• Aim: Every record must appear in your copy exactly as written, with no pictures.
╭─ Records to use
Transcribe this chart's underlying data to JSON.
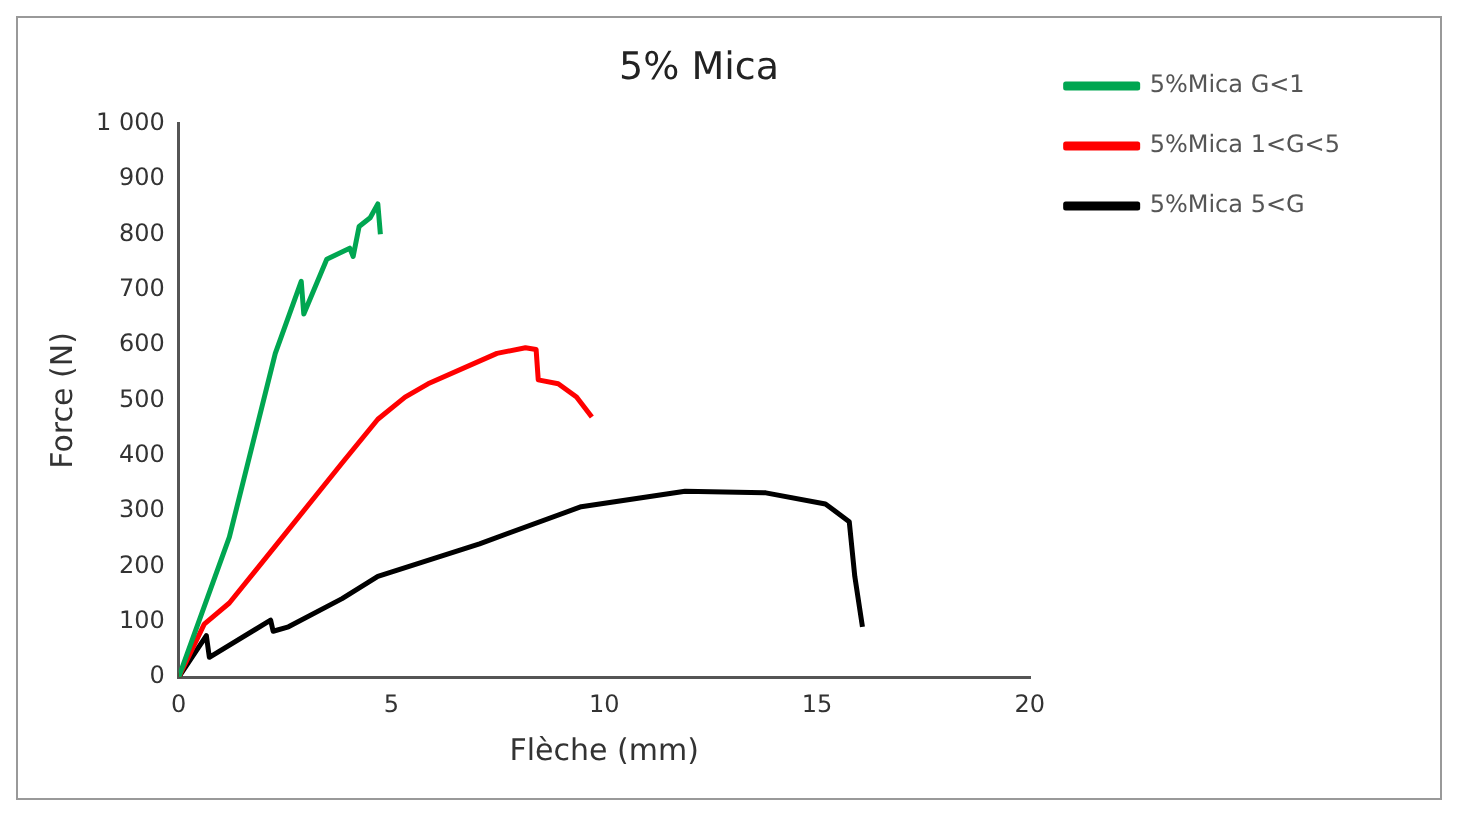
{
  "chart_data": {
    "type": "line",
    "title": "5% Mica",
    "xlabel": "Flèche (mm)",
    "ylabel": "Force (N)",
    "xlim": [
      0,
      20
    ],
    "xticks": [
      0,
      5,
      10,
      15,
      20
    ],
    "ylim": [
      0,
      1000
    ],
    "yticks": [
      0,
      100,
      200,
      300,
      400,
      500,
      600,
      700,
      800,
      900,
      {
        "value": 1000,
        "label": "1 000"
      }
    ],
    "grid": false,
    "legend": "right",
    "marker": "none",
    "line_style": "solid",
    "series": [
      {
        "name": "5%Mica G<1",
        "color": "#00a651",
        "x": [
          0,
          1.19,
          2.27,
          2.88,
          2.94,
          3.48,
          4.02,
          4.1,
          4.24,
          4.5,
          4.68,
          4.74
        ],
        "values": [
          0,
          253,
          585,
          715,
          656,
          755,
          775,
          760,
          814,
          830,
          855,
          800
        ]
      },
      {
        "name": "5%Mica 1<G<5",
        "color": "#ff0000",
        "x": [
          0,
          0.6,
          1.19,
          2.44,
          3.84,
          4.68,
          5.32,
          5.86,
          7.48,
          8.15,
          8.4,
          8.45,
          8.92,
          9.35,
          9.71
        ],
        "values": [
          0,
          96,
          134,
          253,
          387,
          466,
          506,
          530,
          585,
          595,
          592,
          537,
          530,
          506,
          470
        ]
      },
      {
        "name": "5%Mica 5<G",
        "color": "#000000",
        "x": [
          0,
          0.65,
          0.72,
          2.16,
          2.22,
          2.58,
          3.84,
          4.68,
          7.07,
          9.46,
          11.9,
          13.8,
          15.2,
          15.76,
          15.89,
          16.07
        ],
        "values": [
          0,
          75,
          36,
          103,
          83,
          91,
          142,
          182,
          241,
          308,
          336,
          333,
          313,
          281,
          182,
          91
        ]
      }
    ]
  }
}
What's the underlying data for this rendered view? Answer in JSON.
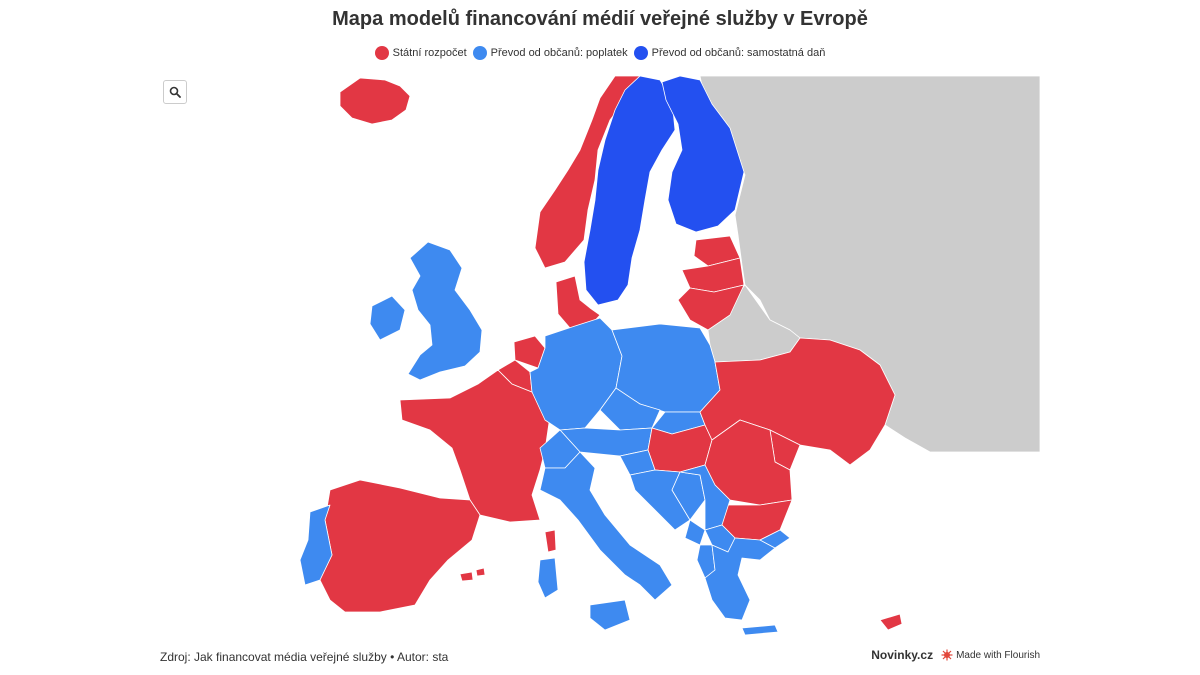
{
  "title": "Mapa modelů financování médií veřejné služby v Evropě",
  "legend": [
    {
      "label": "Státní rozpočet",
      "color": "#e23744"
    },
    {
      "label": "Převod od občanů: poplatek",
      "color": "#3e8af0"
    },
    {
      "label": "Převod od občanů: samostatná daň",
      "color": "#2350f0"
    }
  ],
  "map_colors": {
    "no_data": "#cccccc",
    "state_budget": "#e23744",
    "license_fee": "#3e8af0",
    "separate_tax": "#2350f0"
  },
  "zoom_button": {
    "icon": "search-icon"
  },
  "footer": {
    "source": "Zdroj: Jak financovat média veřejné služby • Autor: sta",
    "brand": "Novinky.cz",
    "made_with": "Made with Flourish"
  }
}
╰─
• Right answer:
Transcribe this chart's underlying data to JSON.
{
  "chart_data": {
    "type": "line",
    "title": "5% Mica",
    "xlabel": "Flèche (mm)",
    "ylabel": "Force (N)",
    "xlim": [
      0,
      20
    ],
    "xticks": [
      0,
      5,
      10,
      15,
      20
    ],
    "ylim": [
      0,
      1000
    ],
    "yticks": [
      0,
      100,
      200,
      300,
      400,
      500,
      600,
      700,
      800,
      900,
      {
        "value": 1000,
        "label": "1 000"
      }
    ],
    "grid": false,
    "legend": "right",
    "marker": "none",
    "line_style": "solid",
    "series": [
      {
        "name": "5%Mica G<1",
        "color": "#00a651",
        "x": [
          0,
          1.19,
          2.27,
          2.88,
          2.94,
          3.48,
          4.02,
          4.1,
          4.24,
          4.5,
          4.68,
          4.74
        ],
        "values": [
          0,
          253,
          585,
          715,
          656,
          755,
          775,
          760,
          814,
          830,
          855,
          800
        ]
      },
      {
        "name": "5%Mica 1<G<5",
        "color": "#ff0000",
        "x": [
          0,
          0.6,
          1.19,
          2.44,
          3.84,
          4.68,
          5.32,
          5.86,
          7.48,
          8.15,
          8.4,
          8.45,
          8.92,
          9.35,
          9.71
        ],
        "values": [
          0,
          96,
          134,
          253,
          387,
          466,
          506,
          530,
          585,
          595,
          592,
          537,
          530,
          506,
          470
        ]
      },
      {
        "name": "5%Mica 5<G",
        "color": "#000000",
        "x": [
          0,
          0.65,
          0.72,
          2.16,
          2.22,
          2.58,
          3.84,
          4.68,
          7.07,
          9.46,
          11.9,
          13.8,
          15.2,
          15.76,
          15.89,
          16.07
        ],
        "values": [
          0,
          75,
          36,
          103,
          83,
          91,
          142,
          182,
          241,
          308,
          336,
          333,
          313,
          281,
          182,
          91
        ]
      }
    ]
  }
}
What's the underlying data for this rendered view? Answer in JSON.
{
  "title": "Mapa modelů financování médií veřejné služby v Evropě",
  "legend": [
    {
      "label": "Státní rozpočet",
      "color": "#e23744"
    },
    {
      "label": "Převod od občanů: poplatek",
      "color": "#3e8af0"
    },
    {
      "label": "Převod od občanů: samostatná daň",
      "color": "#2350f0"
    }
  ],
  "map_colors": {
    "no_data": "#cccccc",
    "state_budget": "#e23744",
    "license_fee": "#3e8af0",
    "separate_tax": "#2350f0"
  },
  "zoom_button": {
    "icon": "search-icon"
  },
  "footer": {
    "source": "Zdroj: Jak financovat média veřejné služby • Autor: sta",
    "brand": "Novinky.cz",
    "made_with": "Made with Flourish"
  }
}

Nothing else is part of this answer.